DO THIS> Scan the entries below and report only how many lines contain "участником".
### STORED ROWS ###
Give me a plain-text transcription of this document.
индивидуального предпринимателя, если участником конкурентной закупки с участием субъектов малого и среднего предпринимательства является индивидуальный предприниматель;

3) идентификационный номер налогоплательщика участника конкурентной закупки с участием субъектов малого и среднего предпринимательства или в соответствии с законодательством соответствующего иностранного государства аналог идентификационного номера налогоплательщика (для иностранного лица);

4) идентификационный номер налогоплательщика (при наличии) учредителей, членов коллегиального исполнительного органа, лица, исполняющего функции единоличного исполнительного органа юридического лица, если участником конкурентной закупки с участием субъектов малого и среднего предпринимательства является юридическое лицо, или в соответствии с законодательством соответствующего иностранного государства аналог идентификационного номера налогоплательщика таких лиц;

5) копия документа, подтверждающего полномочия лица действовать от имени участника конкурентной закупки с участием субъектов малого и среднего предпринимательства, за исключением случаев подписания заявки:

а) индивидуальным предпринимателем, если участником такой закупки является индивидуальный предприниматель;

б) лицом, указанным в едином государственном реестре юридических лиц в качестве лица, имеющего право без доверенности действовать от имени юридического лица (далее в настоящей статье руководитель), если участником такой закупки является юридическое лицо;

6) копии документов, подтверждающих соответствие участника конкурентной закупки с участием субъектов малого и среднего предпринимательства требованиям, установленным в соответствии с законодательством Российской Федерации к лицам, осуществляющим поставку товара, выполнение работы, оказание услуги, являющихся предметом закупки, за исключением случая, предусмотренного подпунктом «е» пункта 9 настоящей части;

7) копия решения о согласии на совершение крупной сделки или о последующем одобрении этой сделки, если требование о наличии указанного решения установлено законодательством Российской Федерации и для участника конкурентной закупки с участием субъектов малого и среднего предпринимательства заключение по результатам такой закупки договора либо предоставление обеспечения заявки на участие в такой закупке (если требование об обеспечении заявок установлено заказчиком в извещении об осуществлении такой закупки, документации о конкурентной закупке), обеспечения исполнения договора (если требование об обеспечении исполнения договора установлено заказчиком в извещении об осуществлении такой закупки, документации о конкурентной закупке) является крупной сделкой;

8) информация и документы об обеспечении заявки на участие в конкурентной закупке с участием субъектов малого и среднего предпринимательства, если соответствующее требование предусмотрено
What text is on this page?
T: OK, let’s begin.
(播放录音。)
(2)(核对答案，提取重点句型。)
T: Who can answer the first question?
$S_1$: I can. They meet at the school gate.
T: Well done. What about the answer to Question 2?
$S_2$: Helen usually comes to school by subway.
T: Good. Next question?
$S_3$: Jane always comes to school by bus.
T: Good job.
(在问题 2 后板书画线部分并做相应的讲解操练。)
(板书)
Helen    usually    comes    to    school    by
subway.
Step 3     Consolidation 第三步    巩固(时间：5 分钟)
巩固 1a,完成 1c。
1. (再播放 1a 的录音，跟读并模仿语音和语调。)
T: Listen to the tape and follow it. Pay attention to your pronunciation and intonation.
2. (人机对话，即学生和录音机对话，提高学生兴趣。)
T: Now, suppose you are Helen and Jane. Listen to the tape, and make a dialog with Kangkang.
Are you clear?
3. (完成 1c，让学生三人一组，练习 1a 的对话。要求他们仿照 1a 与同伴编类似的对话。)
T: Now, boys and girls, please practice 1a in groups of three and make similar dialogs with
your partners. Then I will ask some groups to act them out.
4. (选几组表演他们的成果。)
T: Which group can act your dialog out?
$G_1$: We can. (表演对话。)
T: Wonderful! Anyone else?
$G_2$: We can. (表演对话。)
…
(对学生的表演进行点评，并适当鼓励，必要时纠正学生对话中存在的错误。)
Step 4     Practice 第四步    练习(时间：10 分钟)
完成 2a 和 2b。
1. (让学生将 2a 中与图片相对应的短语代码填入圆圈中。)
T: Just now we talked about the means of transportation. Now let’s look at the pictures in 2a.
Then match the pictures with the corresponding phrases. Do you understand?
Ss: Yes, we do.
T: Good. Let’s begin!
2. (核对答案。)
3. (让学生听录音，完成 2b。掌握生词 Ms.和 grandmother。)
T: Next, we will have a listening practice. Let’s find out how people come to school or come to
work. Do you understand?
###
CORRECT RESPONSE> 4